**STATED EXERCISE:**
Give back the records below exactly, every one, with no pictures.

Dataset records
>> begin
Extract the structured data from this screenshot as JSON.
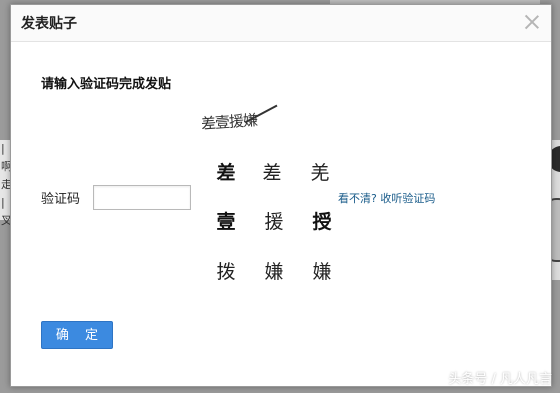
{
  "modal": {
    "title": "发表贴子",
    "instruction": "请输入验证码完成发贴",
    "code_label": "验证码",
    "code_value": "",
    "captcha_hint": "差壹援嫌",
    "captcha_chars": [
      "差",
      "差",
      "羌",
      "壹",
      "援",
      "授",
      "拨",
      "嫌",
      "嫌"
    ],
    "refresh_link": "看不清? 收听验证码",
    "confirm_label": "确 定"
  },
  "background": {
    "left_fragments": [
      "|啊",
      "走。",
      "|叉"
    ]
  },
  "watermark": "头条号 / 凡人凡言",
  "colors": {
    "button_blue": "#3c8ae0",
    "link_blue": "#1a5c8a",
    "backdrop_gray": "#9b9b9b"
  }
}
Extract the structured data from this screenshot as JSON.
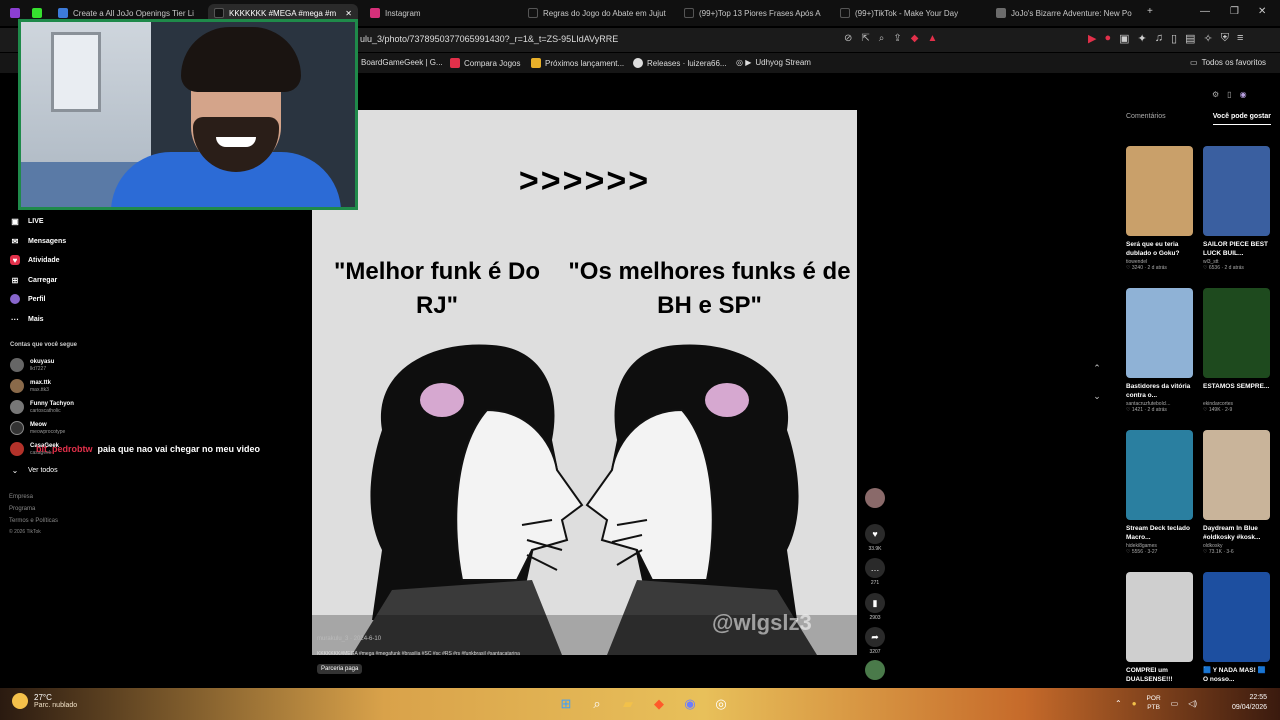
>> end
**REPLY TO THE TASK:**
Extract the structured data from this screenshot as JSON.
{
  "modal": {
    "title": "发表贴子",
    "instruction": "请输入验证码完成发贴",
    "code_label": "验证码",
    "code_value": "",
    "captcha_hint": "差壹援嫌",
    "captcha_chars": [
      "差",
      "差",
      "羌",
      "壹",
      "援",
      "授",
      "拨",
      "嫌",
      "嫌"
    ],
    "refresh_link": "看不清? 收听验证码",
    "confirm_label": "确 定"
  },
  "background": {
    "left_fragments": [
      "|啊",
      "走。",
      "|叉"
    ]
  },
  "watermark": "头条号 / 凡人凡言",
  "colors": {
    "button_blue": "#3c8ae0",
    "link_blue": "#1a5c8a",
    "backdrop_gray": "#9b9b9b"
  }
}
Extract the structured data from this screenshot as JSON.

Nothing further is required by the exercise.